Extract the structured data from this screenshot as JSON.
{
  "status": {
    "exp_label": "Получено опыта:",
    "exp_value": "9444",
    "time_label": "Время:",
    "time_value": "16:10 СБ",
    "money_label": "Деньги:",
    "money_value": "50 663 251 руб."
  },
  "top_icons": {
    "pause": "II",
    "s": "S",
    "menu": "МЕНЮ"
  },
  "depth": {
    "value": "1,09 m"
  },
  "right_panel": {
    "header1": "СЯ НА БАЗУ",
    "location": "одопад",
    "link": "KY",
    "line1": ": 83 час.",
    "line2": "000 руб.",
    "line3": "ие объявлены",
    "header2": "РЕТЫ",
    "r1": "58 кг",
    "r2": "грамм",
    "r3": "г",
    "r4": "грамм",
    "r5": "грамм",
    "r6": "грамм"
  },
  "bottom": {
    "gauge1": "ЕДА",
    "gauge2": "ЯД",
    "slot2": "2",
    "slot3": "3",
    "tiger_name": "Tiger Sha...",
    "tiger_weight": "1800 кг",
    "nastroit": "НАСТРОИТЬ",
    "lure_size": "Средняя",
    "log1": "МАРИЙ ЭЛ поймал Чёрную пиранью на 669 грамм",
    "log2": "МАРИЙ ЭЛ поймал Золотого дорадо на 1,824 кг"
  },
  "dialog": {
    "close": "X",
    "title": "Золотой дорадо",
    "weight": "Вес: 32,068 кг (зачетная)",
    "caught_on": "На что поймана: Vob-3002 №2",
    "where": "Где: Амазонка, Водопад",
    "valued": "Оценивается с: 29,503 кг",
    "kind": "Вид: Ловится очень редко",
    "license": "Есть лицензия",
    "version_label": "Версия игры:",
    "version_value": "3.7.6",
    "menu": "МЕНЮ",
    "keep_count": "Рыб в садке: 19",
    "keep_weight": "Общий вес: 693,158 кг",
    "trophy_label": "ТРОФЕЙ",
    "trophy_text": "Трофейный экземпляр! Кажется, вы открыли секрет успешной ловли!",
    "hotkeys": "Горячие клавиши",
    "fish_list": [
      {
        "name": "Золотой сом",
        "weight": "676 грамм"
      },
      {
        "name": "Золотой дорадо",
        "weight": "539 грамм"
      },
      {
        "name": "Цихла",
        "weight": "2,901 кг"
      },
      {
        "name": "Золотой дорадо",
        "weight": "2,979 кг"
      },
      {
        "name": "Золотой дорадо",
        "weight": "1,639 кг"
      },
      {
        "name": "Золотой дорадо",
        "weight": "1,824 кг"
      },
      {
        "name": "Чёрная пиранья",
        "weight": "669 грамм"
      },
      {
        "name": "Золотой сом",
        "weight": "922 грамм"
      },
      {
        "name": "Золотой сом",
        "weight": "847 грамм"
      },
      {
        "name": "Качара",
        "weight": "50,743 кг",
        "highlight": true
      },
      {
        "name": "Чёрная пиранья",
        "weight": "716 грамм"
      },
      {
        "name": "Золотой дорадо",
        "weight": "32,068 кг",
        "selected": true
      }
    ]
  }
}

* * *

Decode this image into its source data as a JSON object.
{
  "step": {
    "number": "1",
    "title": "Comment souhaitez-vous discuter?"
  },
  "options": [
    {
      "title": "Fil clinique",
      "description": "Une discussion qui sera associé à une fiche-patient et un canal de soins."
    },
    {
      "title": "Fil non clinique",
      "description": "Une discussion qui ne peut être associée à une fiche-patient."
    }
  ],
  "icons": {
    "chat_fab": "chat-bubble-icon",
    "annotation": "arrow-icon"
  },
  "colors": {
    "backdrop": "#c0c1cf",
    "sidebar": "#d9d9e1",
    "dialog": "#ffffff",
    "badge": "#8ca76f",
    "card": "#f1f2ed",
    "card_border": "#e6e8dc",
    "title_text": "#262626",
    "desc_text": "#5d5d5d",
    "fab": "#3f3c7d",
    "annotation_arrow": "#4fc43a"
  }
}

▸ Exercise prompt:
List every line above that holds the word "data".

▸ Result of the exercise:
Extract the structured data from this screenshot as JSON.
Decode this image into its source data as a JSON object.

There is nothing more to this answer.